Texto analizado:
++++++++++

Durante mucho tiempo los canales de mensajería como WhatsApp se han visto como contención de bajo coste para descargar al call center. Pero esa visión se ha quedado pequeña. La mensajería ha dejado de ser una vía de comunicación para convertirse en la infraestructura crítica donde se articula el negocio. Para 2027 se prevé que más del 60 % de las interacciones entre negocios y personas se dé a través de canales de mensajería, dejando atrás otros canales tradicionales como email o llamadas.
La estrategia ha evolucionado más allá de la implementación de “ventanas de chat” aisladas. Ahora, el objetivo es construir un tejido que conecte directamente el front-end del cliente con el core business de la organización. Por eso, aunque el debate mediático se centra en qué modelo de IA es más potente, el verdadero desafío técnico para el CIO no está en el algoritmo, está en la arquitectura de orquestación.
Responder preguntas no es suficiente. La IA tiene que ser capaz de operar.

Del chat como mensaje al chat como interfaz de ejecución
Hasta hace poco los chatbots se diseñaban bajo la lógica de árboles de decisión rígidos para responder FAQs. Hoy, plataformas como WhatsApp se configuran como verdaderas interfaces de ejecución, operando bajo la lógica de las superapps.
La diferencia es brutal. La mensajería ha dejado de ser un canal de preguntas y respuestas para convertirse en un punto en el que se cierran ciclos de venta completos. El usuario puede seleccionar un producto del catálogo, tramitar el pedido y realizar el pago sin salir de la conversación. Esto significa que el mensaje es solo la «capa visual». Por debajo, lo que realmente ocurre es una llamada a una API, una consulta a una base de datos, etc.

++++++++++

Datos de reconocimiento de la estructura de documentos:
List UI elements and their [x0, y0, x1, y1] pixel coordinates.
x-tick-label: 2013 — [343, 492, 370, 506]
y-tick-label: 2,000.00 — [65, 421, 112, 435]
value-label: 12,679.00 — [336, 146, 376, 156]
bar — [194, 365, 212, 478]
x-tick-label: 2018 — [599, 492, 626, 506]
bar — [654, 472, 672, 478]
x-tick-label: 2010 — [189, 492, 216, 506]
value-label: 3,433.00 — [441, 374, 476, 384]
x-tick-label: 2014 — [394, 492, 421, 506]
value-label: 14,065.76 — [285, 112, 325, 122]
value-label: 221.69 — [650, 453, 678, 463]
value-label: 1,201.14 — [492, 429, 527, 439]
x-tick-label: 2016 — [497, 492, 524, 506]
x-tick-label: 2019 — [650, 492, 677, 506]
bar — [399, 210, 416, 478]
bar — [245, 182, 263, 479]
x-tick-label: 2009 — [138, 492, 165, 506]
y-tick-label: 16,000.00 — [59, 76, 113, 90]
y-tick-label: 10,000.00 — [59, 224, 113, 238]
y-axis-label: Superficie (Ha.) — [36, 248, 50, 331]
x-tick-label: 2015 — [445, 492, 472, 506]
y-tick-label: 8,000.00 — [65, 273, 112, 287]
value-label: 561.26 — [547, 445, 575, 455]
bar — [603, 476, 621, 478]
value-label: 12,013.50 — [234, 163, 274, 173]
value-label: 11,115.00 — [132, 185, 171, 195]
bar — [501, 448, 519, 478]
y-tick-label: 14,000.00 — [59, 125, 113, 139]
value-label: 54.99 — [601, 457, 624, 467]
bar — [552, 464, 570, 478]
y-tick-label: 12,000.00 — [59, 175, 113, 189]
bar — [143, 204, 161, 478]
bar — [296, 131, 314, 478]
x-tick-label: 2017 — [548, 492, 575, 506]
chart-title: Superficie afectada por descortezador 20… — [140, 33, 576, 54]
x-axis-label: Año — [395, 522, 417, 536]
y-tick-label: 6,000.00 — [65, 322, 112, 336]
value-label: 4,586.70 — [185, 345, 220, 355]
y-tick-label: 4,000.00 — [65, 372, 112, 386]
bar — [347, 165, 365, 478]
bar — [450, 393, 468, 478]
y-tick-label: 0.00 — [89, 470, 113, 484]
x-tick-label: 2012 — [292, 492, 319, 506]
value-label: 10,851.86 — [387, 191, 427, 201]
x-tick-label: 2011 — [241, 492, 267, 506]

++++++++++

Tarea asignada:
Responda las siguientes preguntas a partir del texto analizado:
(a) ¿Qué proporción de las interacciones entre negocios y personas se prevé que ocurra a través de canales de mensajería para 2027?
(b) ¿En qué reside el verdadero desafío técnico para el CIO?
(c) ¿Bajo qué lógica se diseñaban los chatbots hasta hace poco?

Respuesta propuesta:
(a) Más del 60 %.
(b) En la arquitectura de orquestación.
(c) Bajo la lógica de árboles de decisión rígidos para responder FAQs.